## To do
Go through the material below and copy each line where the word "screenshot" appears.

## Extracted entries
....

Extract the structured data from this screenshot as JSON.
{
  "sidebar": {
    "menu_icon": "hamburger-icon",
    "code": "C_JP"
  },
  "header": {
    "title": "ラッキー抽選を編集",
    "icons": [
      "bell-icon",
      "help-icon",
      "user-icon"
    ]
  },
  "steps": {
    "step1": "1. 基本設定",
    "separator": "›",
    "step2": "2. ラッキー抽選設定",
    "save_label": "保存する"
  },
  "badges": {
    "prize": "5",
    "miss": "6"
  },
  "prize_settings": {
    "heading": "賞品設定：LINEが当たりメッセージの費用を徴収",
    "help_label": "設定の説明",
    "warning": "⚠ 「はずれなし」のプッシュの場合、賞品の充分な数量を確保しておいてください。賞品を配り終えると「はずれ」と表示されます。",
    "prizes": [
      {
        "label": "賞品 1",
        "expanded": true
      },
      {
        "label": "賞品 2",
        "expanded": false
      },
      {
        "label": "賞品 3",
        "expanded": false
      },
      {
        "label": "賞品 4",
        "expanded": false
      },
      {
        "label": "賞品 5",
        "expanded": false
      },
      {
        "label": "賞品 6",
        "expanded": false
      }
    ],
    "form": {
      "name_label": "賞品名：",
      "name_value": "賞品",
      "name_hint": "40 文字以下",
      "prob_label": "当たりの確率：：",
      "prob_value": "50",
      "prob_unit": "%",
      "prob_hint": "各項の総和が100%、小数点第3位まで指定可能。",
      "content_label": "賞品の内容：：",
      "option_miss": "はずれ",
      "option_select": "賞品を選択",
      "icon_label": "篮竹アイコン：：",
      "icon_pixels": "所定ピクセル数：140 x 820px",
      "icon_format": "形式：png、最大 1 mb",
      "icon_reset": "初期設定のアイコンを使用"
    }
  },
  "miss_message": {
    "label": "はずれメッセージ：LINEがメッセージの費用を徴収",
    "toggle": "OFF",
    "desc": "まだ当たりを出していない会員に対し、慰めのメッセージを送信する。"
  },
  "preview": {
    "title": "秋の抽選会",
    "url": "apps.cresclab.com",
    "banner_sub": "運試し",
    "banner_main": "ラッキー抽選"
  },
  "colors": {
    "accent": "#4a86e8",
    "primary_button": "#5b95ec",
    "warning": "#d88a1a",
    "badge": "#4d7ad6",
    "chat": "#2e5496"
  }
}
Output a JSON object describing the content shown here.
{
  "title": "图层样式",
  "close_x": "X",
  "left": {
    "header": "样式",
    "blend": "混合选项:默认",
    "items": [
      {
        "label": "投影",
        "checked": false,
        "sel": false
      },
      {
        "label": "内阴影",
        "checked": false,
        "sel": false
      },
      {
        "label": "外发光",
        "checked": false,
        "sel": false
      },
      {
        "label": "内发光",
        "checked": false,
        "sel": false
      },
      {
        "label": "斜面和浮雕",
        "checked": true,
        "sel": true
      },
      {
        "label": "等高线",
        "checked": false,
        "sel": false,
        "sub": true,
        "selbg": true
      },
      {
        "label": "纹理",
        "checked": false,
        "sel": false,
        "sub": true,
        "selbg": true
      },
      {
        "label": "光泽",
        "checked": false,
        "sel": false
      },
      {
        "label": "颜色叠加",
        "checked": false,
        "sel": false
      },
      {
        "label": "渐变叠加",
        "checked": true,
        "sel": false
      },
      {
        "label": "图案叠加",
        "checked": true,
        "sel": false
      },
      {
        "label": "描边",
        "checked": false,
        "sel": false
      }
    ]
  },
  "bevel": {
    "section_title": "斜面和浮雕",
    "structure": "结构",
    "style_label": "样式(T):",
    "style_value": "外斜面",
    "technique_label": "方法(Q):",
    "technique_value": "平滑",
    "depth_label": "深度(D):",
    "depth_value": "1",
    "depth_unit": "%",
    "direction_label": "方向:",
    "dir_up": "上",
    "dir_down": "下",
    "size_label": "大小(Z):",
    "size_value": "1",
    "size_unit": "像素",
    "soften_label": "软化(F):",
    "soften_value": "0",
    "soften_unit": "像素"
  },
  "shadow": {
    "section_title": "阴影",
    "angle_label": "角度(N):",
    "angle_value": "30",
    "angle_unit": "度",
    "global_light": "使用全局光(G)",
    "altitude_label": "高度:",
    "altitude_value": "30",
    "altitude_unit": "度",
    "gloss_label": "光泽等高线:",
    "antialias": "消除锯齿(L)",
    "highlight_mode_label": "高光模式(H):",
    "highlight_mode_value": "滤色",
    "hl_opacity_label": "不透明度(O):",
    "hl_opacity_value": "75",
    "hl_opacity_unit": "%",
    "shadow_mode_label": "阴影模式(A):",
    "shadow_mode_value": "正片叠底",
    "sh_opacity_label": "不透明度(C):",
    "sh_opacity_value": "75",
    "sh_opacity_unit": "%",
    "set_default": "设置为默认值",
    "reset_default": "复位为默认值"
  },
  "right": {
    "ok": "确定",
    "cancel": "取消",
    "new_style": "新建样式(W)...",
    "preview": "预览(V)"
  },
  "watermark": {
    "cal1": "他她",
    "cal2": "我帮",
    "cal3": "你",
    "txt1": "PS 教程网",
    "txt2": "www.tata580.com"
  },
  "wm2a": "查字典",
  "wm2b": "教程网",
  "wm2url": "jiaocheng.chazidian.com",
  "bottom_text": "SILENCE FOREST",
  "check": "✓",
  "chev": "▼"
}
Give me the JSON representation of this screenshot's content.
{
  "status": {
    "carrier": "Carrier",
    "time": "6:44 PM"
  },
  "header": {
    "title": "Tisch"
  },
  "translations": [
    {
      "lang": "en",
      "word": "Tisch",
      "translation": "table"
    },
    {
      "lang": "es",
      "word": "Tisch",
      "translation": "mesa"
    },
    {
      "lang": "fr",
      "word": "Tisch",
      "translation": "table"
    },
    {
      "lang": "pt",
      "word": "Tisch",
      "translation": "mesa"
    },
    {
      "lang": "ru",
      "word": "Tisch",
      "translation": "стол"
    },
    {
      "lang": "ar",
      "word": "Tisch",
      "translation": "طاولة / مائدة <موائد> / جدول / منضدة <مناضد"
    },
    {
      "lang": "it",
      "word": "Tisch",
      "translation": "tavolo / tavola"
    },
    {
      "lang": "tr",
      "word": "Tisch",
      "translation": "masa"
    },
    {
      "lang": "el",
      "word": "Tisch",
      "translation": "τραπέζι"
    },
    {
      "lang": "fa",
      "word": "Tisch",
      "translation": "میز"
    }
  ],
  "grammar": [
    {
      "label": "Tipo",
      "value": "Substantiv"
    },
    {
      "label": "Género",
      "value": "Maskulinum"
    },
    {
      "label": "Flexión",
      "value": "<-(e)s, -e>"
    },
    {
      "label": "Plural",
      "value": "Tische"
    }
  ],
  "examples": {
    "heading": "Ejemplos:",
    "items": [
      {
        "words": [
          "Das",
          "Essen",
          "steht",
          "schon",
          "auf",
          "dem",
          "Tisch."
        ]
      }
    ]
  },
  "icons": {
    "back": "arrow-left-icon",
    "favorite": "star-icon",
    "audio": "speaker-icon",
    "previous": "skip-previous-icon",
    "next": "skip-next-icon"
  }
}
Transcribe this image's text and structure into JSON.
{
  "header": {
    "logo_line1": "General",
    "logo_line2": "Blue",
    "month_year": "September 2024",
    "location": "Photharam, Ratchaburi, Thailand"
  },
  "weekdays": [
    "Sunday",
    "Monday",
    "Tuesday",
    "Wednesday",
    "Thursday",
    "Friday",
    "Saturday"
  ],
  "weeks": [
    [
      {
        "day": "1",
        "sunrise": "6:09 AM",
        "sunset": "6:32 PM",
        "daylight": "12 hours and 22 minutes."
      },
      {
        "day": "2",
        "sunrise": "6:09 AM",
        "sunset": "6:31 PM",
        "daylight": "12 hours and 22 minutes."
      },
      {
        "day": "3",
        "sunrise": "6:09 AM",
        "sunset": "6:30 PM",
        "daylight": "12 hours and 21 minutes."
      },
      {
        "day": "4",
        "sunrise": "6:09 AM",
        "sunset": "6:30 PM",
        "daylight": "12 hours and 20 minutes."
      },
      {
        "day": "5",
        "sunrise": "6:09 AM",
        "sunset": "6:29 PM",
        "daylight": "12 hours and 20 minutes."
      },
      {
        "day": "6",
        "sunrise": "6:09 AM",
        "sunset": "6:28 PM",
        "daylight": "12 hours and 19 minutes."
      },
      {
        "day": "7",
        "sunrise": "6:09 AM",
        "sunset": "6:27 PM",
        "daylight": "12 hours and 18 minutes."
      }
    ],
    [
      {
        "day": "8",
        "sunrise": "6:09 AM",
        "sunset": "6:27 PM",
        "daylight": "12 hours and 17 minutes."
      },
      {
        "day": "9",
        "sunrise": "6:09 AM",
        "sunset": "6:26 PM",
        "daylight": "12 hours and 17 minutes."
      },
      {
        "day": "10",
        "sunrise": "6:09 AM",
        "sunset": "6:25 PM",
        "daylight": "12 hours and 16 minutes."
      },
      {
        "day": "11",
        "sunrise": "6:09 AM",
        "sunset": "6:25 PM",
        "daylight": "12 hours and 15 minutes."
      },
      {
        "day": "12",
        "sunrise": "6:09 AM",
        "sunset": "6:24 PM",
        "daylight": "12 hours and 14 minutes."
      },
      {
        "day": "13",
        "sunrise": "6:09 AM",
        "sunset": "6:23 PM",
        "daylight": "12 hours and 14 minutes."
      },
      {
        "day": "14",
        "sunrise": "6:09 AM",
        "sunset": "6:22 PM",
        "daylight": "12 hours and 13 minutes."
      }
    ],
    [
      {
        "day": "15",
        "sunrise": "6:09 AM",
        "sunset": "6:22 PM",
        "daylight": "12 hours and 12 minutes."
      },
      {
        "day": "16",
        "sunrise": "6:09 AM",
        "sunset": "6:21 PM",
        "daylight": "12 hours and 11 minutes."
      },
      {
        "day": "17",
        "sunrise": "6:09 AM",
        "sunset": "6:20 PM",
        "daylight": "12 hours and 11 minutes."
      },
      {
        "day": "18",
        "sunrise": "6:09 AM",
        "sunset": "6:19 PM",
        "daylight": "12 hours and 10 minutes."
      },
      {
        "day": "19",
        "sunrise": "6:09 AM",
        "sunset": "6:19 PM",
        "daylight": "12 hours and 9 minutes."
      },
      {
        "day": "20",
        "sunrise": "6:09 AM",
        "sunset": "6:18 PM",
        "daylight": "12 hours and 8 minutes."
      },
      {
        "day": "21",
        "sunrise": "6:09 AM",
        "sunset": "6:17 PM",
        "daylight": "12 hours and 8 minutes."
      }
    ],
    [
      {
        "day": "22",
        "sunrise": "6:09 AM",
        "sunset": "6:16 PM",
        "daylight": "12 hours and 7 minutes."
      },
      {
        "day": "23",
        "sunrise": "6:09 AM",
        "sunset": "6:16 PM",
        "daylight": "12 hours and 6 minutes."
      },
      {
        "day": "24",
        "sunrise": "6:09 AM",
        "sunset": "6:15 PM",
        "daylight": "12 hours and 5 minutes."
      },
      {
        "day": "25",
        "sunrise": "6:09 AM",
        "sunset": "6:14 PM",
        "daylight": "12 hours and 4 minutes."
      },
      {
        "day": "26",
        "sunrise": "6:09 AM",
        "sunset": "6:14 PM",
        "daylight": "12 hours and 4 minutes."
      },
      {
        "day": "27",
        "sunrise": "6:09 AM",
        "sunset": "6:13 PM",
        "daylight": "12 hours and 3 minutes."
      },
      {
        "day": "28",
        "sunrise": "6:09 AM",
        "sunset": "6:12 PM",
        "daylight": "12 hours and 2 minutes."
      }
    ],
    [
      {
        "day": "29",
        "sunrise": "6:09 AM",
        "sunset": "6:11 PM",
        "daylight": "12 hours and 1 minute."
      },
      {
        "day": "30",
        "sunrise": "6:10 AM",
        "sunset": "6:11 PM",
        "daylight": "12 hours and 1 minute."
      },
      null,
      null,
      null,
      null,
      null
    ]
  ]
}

....

## Full solution
Extract the structured data from this screenshot as JSON.
Give me the JSON representation of this screenshot's content.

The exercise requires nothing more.